Set task —
Each entry that follows is to be retyped exactly. Pictures do not belong in the copy.
[start]
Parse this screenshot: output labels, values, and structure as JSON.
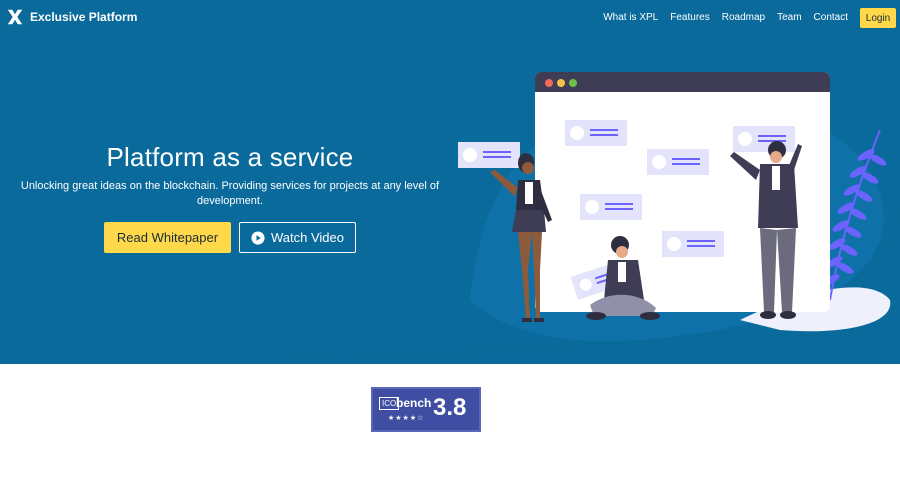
{
  "brand": {
    "name": "Exclusive Platform",
    "logo_icon": "x-logo-icon"
  },
  "nav": {
    "links": [
      "What is XPL",
      "Features",
      "Roadmap",
      "Team",
      "Contact"
    ],
    "login_label": "Login"
  },
  "hero": {
    "title": "Platform as a service",
    "subtitle": "Unlocking great ideas on the blockchain. Providing services for projects at any level of development.",
    "primary_cta": "Read Whitepaper",
    "secondary_cta": "Watch Video",
    "secondary_cta_icon": "play-circle-icon"
  },
  "badge": {
    "ico": "ICO",
    "bench": "bench",
    "stars": "★★★★☆",
    "score": "3.8"
  },
  "colors": {
    "hero_bg": "#0a6a9b",
    "accent_yellow": "#ffd94a",
    "badge_bg": "#3f4ea3",
    "illustration_purple": "#6c63ff"
  }
}
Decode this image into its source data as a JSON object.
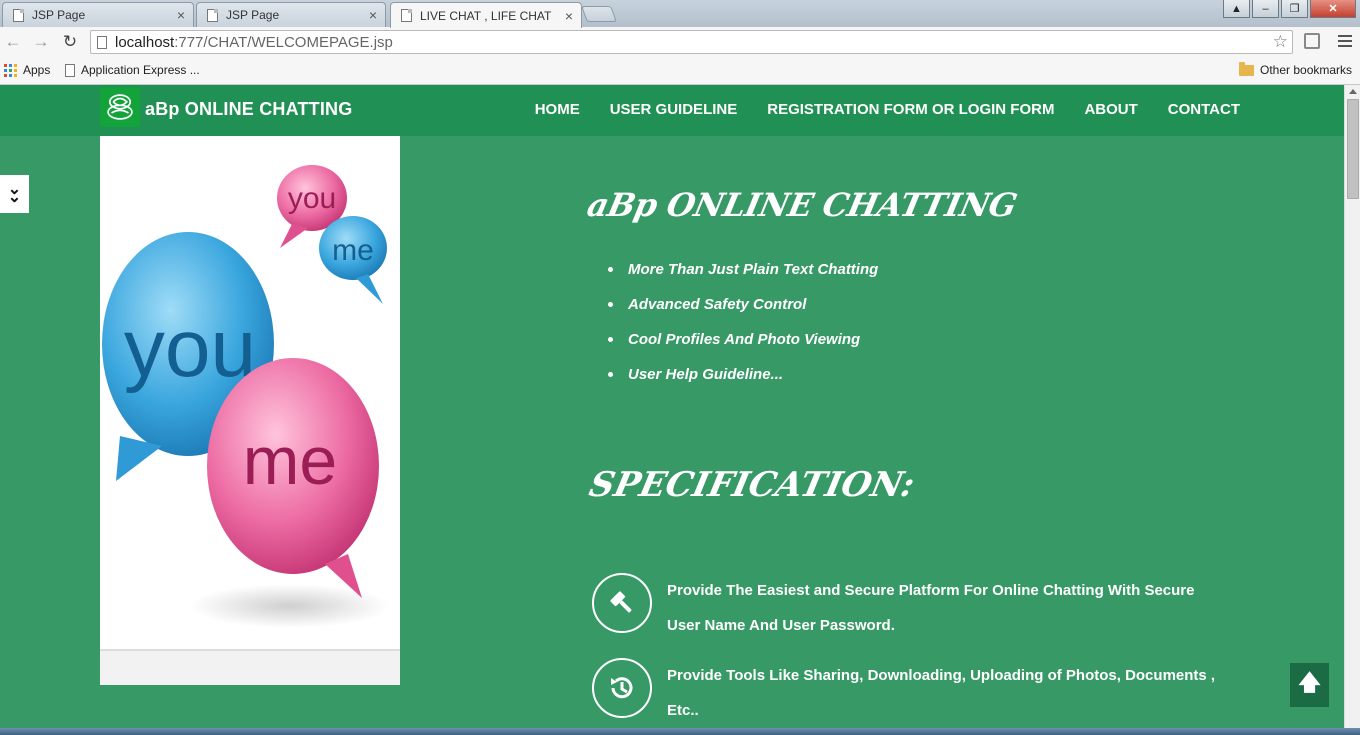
[end]
Written answer —
Parse this screenshot: output labels, values, and structure as JSON.
{
  "brand": {
    "name": "Exclusive Platform",
    "logo_icon": "x-logo-icon"
  },
  "nav": {
    "links": [
      "What is XPL",
      "Features",
      "Roadmap",
      "Team",
      "Contact"
    ],
    "login_label": "Login"
  },
  "hero": {
    "title": "Platform as a service",
    "subtitle": "Unlocking great ideas on the blockchain. Providing services for projects at any level of development.",
    "primary_cta": "Read Whitepaper",
    "secondary_cta": "Watch Video",
    "secondary_cta_icon": "play-circle-icon"
  },
  "badge": {
    "ico": "ICO",
    "bench": "bench",
    "stars": "★★★★☆",
    "score": "3.8"
  },
  "colors": {
    "hero_bg": "#0a6a9b",
    "accent_yellow": "#ffd94a",
    "badge_bg": "#3f4ea3",
    "illustration_purple": "#6c63ff"
  }
}
Decode this image into its source data as a JSON object.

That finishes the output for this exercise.